● **Work to complete**:
Return each of the following items word for word, without any changes.

Layout region records:
— begin —

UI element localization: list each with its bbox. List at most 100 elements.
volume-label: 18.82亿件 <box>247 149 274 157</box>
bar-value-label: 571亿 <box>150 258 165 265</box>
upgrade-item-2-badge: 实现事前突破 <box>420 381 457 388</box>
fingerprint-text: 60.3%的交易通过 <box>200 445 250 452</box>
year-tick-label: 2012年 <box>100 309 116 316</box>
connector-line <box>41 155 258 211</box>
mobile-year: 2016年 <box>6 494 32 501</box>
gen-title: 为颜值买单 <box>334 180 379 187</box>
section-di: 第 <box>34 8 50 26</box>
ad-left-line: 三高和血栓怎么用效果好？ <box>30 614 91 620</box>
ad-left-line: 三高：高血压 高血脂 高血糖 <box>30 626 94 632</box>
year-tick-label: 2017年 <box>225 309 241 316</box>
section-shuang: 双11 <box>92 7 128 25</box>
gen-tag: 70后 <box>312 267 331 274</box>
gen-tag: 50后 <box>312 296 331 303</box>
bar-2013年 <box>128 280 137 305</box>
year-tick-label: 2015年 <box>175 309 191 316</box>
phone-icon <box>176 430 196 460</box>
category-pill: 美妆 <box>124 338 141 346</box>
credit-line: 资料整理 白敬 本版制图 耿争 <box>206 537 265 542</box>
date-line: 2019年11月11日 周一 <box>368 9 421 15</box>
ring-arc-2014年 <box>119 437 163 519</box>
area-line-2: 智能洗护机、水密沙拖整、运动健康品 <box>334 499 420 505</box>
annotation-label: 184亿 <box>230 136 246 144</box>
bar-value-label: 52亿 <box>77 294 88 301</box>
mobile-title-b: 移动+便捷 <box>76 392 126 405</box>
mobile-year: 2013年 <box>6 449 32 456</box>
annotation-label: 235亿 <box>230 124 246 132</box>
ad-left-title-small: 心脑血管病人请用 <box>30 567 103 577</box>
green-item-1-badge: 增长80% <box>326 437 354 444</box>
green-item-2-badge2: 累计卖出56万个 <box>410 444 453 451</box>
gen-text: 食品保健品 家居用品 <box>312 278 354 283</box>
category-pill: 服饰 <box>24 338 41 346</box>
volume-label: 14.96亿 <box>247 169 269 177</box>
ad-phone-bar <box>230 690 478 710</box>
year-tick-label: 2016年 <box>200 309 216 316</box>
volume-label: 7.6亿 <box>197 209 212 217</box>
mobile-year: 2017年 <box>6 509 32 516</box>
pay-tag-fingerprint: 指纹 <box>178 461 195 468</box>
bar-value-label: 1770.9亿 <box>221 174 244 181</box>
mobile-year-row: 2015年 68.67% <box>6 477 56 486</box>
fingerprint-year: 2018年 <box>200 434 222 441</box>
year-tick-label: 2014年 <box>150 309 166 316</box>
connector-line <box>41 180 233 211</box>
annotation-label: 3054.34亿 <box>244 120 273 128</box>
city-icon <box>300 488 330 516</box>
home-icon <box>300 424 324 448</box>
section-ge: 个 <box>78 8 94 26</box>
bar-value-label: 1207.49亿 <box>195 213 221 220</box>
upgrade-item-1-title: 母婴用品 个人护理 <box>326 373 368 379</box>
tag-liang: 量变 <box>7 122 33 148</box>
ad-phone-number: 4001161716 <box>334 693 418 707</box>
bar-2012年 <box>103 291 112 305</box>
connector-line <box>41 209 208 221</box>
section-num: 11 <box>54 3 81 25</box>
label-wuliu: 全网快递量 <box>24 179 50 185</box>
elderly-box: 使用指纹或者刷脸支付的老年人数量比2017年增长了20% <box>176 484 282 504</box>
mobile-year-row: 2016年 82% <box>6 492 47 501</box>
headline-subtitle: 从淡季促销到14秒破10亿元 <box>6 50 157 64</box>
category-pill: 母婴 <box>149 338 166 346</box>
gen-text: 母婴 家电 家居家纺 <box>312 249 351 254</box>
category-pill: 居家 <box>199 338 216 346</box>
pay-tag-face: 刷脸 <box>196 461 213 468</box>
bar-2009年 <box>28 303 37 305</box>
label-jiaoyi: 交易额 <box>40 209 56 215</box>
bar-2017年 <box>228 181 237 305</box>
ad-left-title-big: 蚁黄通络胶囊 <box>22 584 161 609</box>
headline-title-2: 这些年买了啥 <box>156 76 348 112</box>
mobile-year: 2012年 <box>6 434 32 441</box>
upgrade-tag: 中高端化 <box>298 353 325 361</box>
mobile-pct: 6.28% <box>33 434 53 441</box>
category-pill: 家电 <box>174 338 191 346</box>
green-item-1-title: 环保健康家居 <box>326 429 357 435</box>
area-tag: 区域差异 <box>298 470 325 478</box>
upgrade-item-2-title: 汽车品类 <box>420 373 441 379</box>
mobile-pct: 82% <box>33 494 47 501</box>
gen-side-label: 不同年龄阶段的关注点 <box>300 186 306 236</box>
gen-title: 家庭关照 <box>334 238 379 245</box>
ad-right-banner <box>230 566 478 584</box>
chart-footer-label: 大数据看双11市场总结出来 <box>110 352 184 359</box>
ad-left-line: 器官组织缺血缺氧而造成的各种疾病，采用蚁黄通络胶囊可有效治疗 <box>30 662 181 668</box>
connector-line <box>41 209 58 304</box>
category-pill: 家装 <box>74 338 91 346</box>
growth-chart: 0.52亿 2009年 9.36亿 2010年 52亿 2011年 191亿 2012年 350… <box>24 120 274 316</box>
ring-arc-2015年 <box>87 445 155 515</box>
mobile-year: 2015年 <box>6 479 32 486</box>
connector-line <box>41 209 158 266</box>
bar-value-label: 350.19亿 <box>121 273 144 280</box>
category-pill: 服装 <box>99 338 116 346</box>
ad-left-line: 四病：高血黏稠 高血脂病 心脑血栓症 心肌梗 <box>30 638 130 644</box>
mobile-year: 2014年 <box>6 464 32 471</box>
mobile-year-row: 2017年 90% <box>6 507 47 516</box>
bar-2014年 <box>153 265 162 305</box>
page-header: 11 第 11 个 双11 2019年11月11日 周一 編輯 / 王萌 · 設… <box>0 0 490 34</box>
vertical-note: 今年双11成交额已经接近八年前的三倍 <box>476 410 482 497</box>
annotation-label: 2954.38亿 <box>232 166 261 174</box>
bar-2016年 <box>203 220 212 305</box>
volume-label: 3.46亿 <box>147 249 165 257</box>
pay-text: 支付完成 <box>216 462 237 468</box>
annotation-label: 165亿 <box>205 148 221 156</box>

— end —

● **Response below**:
UI element localization: list each with its bbox. List at most 100 elements.
volume-label: 18.82亿件 <box>247 149 274 157</box>
bar-value-label: 571亿 <box>150 258 165 265</box>
upgrade-item-2-badge: 实现事前突破 <box>420 381 457 388</box>
fingerprint-text: 60.3%的交易通过 <box>200 445 250 452</box>
year-tick-label: 2012年 <box>100 309 116 316</box>
connector-line <box>41 155 258 211</box>
mobile-year: 2016年 <box>6 494 32 501</box>
gen-title: 为颜值买单 <box>334 180 379 187</box>
section-di: 第 <box>34 8 50 26</box>
ad-left-line: 三高和血栓怎么用效果好？ <box>30 614 91 620</box>
ad-left-line: 三高：高血压 高血脂 高血糖 <box>30 626 94 632</box>
year-tick-label: 2017年 <box>225 309 241 316</box>
section-shuang: 双11 <box>92 7 128 25</box>
gen-tag: 70后 <box>312 267 331 274</box>
gen-tag: 50后 <box>312 296 331 303</box>
bar-2013年 <box>128 280 137 305</box>
year-tick-label: 2015年 <box>175 309 191 316</box>
phone-icon <box>176 430 196 460</box>
category-pill: 美妆 <box>124 338 141 346</box>
credit-line: 资料整理 白敬 本版制图 耿争 <box>206 537 265 542</box>
date-line: 2019年11月11日 周一 <box>368 9 421 15</box>
ring-arc-2014年 <box>119 437 163 519</box>
area-line-2: 智能洗护机、水密沙拖整、运动健康品 <box>334 499 420 505</box>
annotation-label: 184亿 <box>230 136 246 144</box>
bar-value-label: 52亿 <box>77 294 88 301</box>
mobile-title-b: 移动+便捷 <box>76 392 126 405</box>
mobile-year: 2013年 <box>6 449 32 456</box>
annotation-label: 235亿 <box>230 124 246 132</box>
ad-left-title-small: 心脑血管病人请用 <box>30 567 103 577</box>
green-item-1-badge: 增长80% <box>326 437 354 444</box>
green-item-2-badge2: 累计卖出56万个 <box>410 444 453 451</box>
gen-text: 食品保健品 家居用品 <box>312 278 354 283</box>
category-pill: 服饰 <box>24 338 41 346</box>
volume-label: 14.96亿 <box>247 169 269 177</box>
ad-phone-bar <box>230 690 478 710</box>
year-tick-label: 2016年 <box>200 309 216 316</box>
volume-label: 7.6亿 <box>197 209 212 217</box>
mobile-year: 2017年 <box>6 509 32 516</box>
pay-tag-fingerprint: 指纹 <box>178 461 195 468</box>
bar-value-label: 1770.9亿 <box>221 174 244 181</box>
mobile-year-row: 2015年 68.67% <box>6 477 56 486</box>
fingerprint-year: 2018年 <box>200 434 222 441</box>
year-tick-label: 2014年 <box>150 309 166 316</box>
connector-line <box>41 180 233 211</box>
annotation-label: 3054.34亿 <box>244 120 273 128</box>
city-icon <box>300 488 330 516</box>
home-icon <box>300 424 324 448</box>
section-ge: 个 <box>78 8 94 26</box>
bar-value-label: 1207.49亿 <box>195 213 221 220</box>
upgrade-item-1-title: 母婴用品 个人护理 <box>326 373 368 379</box>
tag-liang: 量变 <box>7 122 33 148</box>
ad-phone-number: 4001161716 <box>334 693 418 707</box>
bar-2012年 <box>103 291 112 305</box>
connector-line <box>41 209 208 221</box>
section-num: 11 <box>54 3 81 25</box>
label-wuliu: 全网快递量 <box>24 179 50 185</box>
elderly-box: 使用指纹或者刷脸支付的老年人数量比2017年增长了20% <box>176 484 282 504</box>
mobile-year-row: 2016年 82% <box>6 492 47 501</box>
headline-subtitle: 从淡季促销到14秒破10亿元 <box>6 50 157 64</box>
category-pill: 母婴 <box>149 338 166 346</box>
gen-text: 母婴 家电 家居家纺 <box>312 249 351 254</box>
category-pill: 居家 <box>199 338 216 346</box>
pay-tag-face: 刷脸 <box>196 461 213 468</box>
bar-2009年 <box>28 303 37 305</box>
label-jiaoyi: 交易额 <box>40 209 56 215</box>
bar-2017年 <box>228 181 237 305</box>
ad-left-title-big: 蚁黄通络胶囊 <box>22 584 161 609</box>
headline-title-2: 这些年买了啥 <box>156 76 348 112</box>
mobile-year: 2012年 <box>6 434 32 441</box>
upgrade-tag: 中高端化 <box>298 353 325 361</box>
mobile-pct: 6.28% <box>33 434 53 441</box>
category-pill: 家电 <box>174 338 191 346</box>
green-item-1-title: 环保健康家居 <box>326 429 357 435</box>
area-tag: 区域差异 <box>298 470 325 478</box>
upgrade-item-2-title: 汽车品类 <box>420 373 441 379</box>
mobile-pct: 82% <box>33 494 47 501</box>
gen-side-label: 不同年龄阶段的关注点 <box>300 186 306 236</box>
gen-title: 家庭关照 <box>334 238 379 245</box>
ad-right-banner <box>230 566 478 584</box>
chart-footer-label: 大数据看双11市场总结出来 <box>110 352 184 359</box>
ad-left-line: 器官组织缺血缺氧而造成的各种疾病，采用蚁黄通络胶囊可有效治疗 <box>30 662 181 668</box>
connector-line <box>41 209 58 304</box>
category-pill: 家装 <box>74 338 91 346</box>
growth-chart: 0.52亿 2009年 9.36亿 2010年 52亿 2011年 191亿 2012年 350… <box>24 120 274 316</box>
ring-arc-2015年 <box>87 445 155 515</box>
mobile-year: 2015年 <box>6 479 32 486</box>
connector-line <box>41 209 158 266</box>
bar-value-label: 350.19亿 <box>121 273 144 280</box>
category-pill: 服装 <box>99 338 116 346</box>
ad-left-line: 四病：高血黏稠 高血脂病 心脑血栓症 心肌梗 <box>30 638 130 644</box>
mobile-year: 2014年 <box>6 464 32 471</box>
mobile-year-row: 2017年 90% <box>6 507 47 516</box>
bar-2014年 <box>153 265 162 305</box>
page-header: 11 第 11 个 双11 2019年11月11日 周一 編輯 / 王萌 · 設… <box>0 0 490 34</box>
vertical-note: 今年双11成交额已经接近八年前的三倍 <box>476 410 482 497</box>
annotation-label: 2954.38亿 <box>232 166 261 174</box>
bar-2016年 <box>203 220 212 305</box>
volume-label: 3.46亿 <box>147 249 165 257</box>
pay-text: 支付完成 <box>216 462 237 468</box>
annotation-label: 165亿 <box>205 148 221 156</box>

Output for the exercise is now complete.